[Available data]
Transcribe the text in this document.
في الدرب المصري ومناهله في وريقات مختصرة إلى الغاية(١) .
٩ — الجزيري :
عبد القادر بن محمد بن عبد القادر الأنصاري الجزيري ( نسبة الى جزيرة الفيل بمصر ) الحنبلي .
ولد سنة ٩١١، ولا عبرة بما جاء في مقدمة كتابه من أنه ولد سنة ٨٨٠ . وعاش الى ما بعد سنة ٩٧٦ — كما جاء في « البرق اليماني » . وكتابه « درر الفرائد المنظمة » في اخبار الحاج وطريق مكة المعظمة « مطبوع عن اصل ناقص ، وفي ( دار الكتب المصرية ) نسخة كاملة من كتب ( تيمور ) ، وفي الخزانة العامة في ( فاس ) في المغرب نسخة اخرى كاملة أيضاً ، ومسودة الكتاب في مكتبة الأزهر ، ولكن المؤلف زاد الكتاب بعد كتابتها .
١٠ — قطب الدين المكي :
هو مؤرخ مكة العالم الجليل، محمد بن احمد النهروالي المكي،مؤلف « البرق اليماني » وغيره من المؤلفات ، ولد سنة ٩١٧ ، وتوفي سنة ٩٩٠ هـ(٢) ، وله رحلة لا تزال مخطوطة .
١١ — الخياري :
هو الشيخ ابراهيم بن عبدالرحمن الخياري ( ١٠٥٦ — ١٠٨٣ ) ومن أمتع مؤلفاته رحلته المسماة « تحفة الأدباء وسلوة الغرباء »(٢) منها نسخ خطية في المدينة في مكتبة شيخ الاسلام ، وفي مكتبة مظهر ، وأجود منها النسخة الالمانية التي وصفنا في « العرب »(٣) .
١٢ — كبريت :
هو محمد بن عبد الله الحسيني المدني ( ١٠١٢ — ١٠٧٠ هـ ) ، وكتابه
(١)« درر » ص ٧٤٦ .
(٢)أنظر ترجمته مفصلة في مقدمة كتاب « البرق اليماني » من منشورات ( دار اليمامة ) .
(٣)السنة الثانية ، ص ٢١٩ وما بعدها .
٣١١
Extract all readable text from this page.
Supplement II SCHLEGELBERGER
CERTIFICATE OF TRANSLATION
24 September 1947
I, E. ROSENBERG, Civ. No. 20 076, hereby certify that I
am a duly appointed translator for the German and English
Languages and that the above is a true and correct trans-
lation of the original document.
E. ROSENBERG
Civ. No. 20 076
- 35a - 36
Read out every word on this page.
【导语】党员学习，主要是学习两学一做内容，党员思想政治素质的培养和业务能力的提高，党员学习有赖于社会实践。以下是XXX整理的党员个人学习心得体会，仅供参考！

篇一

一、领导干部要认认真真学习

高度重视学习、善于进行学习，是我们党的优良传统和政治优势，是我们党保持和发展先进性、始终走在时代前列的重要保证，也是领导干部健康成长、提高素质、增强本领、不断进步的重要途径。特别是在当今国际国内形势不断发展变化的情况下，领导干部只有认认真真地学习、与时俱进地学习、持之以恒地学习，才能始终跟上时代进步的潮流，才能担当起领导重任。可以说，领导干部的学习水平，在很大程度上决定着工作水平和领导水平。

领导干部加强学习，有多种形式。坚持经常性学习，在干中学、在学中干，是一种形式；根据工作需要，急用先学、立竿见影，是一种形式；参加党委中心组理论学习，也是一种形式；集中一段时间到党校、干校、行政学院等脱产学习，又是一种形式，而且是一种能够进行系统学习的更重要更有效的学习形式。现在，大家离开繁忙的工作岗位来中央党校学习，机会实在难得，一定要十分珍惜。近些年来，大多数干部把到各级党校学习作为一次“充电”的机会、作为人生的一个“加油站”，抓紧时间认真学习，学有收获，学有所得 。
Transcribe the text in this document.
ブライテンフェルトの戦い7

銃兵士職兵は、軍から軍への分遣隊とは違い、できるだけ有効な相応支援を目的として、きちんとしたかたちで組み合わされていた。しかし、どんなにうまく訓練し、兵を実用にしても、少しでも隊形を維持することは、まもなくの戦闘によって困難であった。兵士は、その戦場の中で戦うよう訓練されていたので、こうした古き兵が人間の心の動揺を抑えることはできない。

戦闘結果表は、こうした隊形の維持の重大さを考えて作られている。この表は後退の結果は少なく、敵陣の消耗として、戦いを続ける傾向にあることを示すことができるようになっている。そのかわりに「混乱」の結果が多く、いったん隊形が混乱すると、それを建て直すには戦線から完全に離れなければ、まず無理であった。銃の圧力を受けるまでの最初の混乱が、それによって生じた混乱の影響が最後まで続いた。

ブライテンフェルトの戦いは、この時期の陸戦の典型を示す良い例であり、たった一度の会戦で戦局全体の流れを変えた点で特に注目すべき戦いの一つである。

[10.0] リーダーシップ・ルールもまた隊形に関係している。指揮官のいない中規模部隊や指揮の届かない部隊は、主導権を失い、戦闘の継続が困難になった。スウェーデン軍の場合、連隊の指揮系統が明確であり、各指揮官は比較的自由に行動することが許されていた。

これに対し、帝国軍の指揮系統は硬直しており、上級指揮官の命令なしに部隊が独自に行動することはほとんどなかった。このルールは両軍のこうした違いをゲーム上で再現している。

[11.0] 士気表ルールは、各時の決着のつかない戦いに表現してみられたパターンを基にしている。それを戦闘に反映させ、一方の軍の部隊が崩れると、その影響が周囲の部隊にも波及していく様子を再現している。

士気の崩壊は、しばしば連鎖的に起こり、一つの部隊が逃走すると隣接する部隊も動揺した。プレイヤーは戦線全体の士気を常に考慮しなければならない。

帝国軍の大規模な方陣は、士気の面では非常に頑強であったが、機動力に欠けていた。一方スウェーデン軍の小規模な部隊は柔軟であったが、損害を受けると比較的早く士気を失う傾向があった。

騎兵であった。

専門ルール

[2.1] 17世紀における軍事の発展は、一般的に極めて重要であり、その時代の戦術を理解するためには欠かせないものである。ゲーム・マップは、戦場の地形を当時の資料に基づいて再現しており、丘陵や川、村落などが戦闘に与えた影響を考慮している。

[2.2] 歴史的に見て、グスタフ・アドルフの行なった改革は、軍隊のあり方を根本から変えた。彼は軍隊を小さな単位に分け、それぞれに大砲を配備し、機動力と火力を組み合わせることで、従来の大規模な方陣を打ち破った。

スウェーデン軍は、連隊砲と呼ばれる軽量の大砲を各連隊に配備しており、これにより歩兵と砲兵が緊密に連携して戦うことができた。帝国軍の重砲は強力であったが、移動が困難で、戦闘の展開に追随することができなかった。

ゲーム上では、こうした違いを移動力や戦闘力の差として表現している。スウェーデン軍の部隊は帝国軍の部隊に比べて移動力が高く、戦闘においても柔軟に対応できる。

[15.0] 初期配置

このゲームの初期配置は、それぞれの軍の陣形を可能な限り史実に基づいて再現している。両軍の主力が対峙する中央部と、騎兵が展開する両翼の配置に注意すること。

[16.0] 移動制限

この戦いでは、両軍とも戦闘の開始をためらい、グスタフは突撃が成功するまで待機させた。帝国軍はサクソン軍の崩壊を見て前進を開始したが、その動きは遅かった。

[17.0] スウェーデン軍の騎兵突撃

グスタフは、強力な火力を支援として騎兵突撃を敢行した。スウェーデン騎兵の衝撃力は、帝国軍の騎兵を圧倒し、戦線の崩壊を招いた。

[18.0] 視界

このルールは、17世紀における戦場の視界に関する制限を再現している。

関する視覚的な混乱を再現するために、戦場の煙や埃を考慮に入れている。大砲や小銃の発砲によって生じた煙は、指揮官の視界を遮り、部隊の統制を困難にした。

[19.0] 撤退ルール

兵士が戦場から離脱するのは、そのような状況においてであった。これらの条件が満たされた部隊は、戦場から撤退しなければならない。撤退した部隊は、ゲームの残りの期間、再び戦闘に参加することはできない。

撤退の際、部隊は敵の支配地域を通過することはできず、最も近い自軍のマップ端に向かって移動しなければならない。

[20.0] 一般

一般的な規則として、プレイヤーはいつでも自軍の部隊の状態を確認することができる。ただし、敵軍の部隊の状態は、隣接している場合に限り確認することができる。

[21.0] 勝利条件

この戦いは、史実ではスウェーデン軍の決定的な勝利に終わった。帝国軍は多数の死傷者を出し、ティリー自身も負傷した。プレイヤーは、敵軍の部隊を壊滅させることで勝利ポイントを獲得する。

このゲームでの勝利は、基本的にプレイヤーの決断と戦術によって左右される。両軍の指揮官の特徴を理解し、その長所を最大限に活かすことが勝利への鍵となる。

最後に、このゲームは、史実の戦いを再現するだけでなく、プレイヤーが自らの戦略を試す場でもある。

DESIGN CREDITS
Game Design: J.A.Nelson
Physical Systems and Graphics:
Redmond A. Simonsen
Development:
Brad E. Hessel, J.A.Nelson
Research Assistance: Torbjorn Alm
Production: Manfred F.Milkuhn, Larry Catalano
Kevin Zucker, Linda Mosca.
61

[Challenge] Return every line of the preceding records in which the word "الجزيري" appears.

[Result of this task]
٩ — الجزيري :
عبد القادر بن محمد بن عبد القادر الأنصاري الجزيري ( نسبة الى جزيرة الفيل بمصر ) الحنبلي .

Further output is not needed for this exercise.